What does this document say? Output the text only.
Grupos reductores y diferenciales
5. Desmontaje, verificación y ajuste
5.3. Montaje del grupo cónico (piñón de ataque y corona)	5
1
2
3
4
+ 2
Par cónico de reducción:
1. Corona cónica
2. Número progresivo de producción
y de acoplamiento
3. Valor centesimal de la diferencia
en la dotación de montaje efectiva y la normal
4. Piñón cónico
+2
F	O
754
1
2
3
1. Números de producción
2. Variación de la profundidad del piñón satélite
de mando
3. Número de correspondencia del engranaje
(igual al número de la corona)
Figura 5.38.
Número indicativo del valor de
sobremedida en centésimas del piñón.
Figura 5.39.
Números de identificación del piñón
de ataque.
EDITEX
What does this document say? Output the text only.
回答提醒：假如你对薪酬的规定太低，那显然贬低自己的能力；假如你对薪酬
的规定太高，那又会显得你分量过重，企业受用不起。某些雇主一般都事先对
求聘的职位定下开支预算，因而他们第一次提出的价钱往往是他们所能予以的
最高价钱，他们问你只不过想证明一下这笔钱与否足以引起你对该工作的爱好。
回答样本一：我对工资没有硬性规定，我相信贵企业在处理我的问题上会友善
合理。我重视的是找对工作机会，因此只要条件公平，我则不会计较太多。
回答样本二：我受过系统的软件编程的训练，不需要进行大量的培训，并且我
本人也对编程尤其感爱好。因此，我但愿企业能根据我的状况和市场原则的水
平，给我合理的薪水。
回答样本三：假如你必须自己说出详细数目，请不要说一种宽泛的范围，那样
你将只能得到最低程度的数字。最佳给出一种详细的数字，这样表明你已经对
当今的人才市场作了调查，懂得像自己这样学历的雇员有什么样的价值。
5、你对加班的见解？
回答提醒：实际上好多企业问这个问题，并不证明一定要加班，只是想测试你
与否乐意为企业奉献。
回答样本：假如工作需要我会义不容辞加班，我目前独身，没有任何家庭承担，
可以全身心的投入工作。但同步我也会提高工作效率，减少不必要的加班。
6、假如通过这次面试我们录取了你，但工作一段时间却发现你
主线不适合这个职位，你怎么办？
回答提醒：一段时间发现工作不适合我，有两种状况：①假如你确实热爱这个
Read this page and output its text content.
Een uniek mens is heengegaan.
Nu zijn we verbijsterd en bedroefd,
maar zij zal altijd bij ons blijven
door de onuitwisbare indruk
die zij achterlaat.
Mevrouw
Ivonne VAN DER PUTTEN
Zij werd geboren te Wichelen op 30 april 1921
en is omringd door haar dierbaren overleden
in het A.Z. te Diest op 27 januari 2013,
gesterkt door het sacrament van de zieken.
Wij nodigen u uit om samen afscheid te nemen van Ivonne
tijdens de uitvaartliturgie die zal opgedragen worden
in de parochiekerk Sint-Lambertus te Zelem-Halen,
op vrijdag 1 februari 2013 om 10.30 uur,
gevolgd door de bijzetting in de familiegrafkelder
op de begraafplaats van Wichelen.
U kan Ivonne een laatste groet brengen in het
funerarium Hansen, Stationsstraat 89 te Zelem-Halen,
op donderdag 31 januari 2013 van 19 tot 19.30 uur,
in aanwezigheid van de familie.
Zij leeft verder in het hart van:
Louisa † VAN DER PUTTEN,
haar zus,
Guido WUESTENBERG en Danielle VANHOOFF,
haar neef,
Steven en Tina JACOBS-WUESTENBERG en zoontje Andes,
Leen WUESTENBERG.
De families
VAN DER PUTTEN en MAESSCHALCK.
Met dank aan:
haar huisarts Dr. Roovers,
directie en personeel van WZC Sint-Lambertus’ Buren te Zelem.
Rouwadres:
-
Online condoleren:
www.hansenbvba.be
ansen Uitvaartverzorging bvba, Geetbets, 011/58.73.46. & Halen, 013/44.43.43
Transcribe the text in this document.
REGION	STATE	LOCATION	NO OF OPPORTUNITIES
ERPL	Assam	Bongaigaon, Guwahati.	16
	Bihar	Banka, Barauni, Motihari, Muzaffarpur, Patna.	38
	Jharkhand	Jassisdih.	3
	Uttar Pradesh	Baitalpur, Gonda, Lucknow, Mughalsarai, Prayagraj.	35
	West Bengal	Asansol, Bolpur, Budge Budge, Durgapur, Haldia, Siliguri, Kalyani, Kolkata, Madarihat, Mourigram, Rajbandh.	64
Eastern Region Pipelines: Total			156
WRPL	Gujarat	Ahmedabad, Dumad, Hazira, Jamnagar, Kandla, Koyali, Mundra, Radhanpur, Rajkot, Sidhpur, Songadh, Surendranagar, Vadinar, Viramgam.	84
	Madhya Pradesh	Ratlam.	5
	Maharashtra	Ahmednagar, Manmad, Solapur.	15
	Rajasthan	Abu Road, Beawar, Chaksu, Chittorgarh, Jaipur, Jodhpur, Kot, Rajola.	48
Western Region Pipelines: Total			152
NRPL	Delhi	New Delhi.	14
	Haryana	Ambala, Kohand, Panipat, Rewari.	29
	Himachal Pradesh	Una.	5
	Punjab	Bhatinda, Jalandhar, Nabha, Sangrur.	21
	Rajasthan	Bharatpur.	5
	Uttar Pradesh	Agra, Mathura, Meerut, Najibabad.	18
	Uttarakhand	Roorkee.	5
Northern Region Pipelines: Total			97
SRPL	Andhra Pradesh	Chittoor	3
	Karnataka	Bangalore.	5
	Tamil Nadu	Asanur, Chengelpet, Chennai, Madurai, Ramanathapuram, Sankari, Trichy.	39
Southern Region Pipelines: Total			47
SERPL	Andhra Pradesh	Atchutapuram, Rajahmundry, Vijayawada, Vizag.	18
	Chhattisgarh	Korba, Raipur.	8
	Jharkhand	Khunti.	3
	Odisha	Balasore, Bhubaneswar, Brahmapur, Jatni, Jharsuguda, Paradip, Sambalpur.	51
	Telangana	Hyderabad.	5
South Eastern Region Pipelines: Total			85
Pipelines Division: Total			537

====================

Take the listing above and write it out again exactly.

What does this document say? Output the text only.
Grupos reductores y diferenciales
5. Desmontaje, verificación y ajuste
5.3. Montaje del grupo cónico (piñón de ataque y corona)	5
1
2
3
4
+ 2
Par cónico de reducción:
1. Corona cónica
2. Número progresivo de producción
y de acoplamiento
3. Valor centesimal de la diferencia
en la dotación de montaje efectiva y la normal
4. Piñón cónico
+2
F	O
754
1
2
3
1. Números de producción
2. Variación de la profundidad del piñón satélite
de mando
3. Número de correspondencia del engranaje
(igual al número de la corona)
Figura 5.38.
Número indicativo del valor de
sobremedida en centésimas del piñón.
Figura 5.39.
Números de identificación del piñón
de ataque.
EDITEX
What does this document say? Output the text only.
回答提醒：假如你对薪酬的规定太低，那显然贬低自己的能力；假如你对薪酬
的规定太高，那又会显得你分量过重，企业受用不起。某些雇主一般都事先对
求聘的职位定下开支预算，因而他们第一次提出的价钱往往是他们所能予以的
最高价钱，他们问你只不过想证明一下这笔钱与否足以引起你对该工作的爱好。
回答样本一：我对工资没有硬性规定，我相信贵企业在处理我的问题上会友善
合理。我重视的是找对工作机会，因此只要条件公平，我则不会计较太多。
回答样本二：我受过系统的软件编程的训练，不需要进行大量的培训，并且我
本人也对编程尤其感爱好。因此，我但愿企业能根据我的状况和市场原则的水
平，给我合理的薪水。
回答样本三：假如你必须自己说出详细数目，请不要说一种宽泛的范围，那样
你将只能得到最低程度的数字。最佳给出一种详细的数字，这样表明你已经对
当今的人才市场作了调查，懂得像自己这样学历的雇员有什么样的价值。
5、你对加班的见解？
回答提醒：实际上好多企业问这个问题，并不证明一定要加班，只是想测试你
与否乐意为企业奉献。
回答样本：假如工作需要我会义不容辞加班，我目前独身，没有任何家庭承担，
可以全身心的投入工作。但同步我也会提高工作效率，减少不必要的加班。
6、假如通过这次面试我们录取了你，但工作一段时间却发现你
主线不适合这个职位，你怎么办？
回答提醒：一段时间发现工作不适合我，有两种状况：①假如你确实热爱这个
Read this page and output its text content.
Een uniek mens is heengegaan.
Nu zijn we verbijsterd en bedroefd,
maar zij zal altijd bij ons blijven
door de onuitwisbare indruk
die zij achterlaat.
Mevrouw
Ivonne VAN DER PUTTEN
Zij werd geboren te Wichelen op 30 april 1921
en is omringd door haar dierbaren overleden
in het A.Z. te Diest op 27 januari 2013,
gesterkt door het sacrament van de zieken.
Wij nodigen u uit om samen afscheid te nemen van Ivonne
tijdens de uitvaartliturgie die zal opgedragen worden
in de parochiekerk Sint-Lambertus te Zelem-Halen,
op vrijdag 1 februari 2013 om 10.30 uur,
gevolgd door de bijzetting in de familiegrafkelder
op de begraafplaats van Wichelen.
U kan Ivonne een laatste groet brengen in het
funerarium Hansen, Stationsstraat 89 te Zelem-Halen,
op donderdag 31 januari 2013 van 19 tot 19.30 uur,
in aanwezigheid van de familie.
Zij leeft verder in het hart van:
Louisa † VAN DER PUTTEN,
haar zus,
Guido WUESTENBERG en Danielle VANHOOFF,
haar neef,
Steven en Tina JACOBS-WUESTENBERG en zoontje Andes,
Leen WUESTENBERG.
De families
VAN DER PUTTEN en MAESSCHALCK.
Met dank aan:
haar huisarts Dr. Roovers,
directie en personeel van WZC Sint-Lambertus’ Buren te Zelem.
Rouwadres:
-
Online condoleren:
www.hansenbvba.be
ansen Uitvaartverzorging bvba, Geetbets, 011/58.73.46. & Halen, 013/44.43.43
Transcribe the text in this document.
REGION	STATE	LOCATION	NO OF OPPORTUNITIES
ERPL	Assam	Bongaigaon, Guwahati.	16
	Bihar	Banka, Barauni, Motihari, Muzaffarpur, Patna.	38
	Jharkhand	Jassisdih.	3
	Uttar Pradesh	Baitalpur, Gonda, Lucknow, Mughalsarai, Prayagraj.	35
	West Bengal	Asansol, Bolpur, Budge Budge, Durgapur, Haldia, Siliguri, Kalyani, Kolkata, Madarihat, Mourigram, Rajbandh.	64
Eastern Region Pipelines: Total			156
WRPL	Gujarat	Ahmedabad, Dumad, Hazira, Jamnagar, Kandla, Koyali, Mundra, Radhanpur, Rajkot, Sidhpur, Songadh, Surendranagar, Vadinar, Viramgam.	84
	Madhya Pradesh	Ratlam.	5
	Maharashtra	Ahmednagar, Manmad, Solapur.	15
	Rajasthan	Abu Road, Beawar, Chaksu, Chittorgarh, Jaipur, Jodhpur, Kot, Rajola.	48
Western Region Pipelines: Total			152
NRPL	Delhi	New Delhi.	14
	Haryana	Ambala, Kohand, Panipat, Rewari.	29
	Himachal Pradesh	Una.	5
	Punjab	Bhatinda, Jalandhar, Nabha, Sangrur.	21
	Rajasthan	Bharatpur.	5
	Uttar Pradesh	Agra, Mathura, Meerut, Najibabad.	18
	Uttarakhand	Roorkee.	5
Northern Region Pipelines: Total			97
SRPL	Andhra Pradesh	Chittoor	3
	Karnataka	Bangalore.	5
	Tamil Nadu	Asanur, Chengelpet, Chennai, Madurai, Ramanathapuram, Sankari, Trichy.	39
Southern Region Pipelines: Total			47
SERPL	Andhra Pradesh	Atchutapuram, Rajahmundry, Vijayawada, Vizag.	18
	Chhattisgarh	Korba, Raipur.	8
	Jharkhand	Khunti.	3
	Odisha	Balasore, Bhubaneswar, Brahmapur, Jatni, Jharsuguda, Paradip, Sambalpur.	51
	Telangana	Hyderabad.	5
South Eastern Region Pipelines: Total			85
Pipelines Division: Total			537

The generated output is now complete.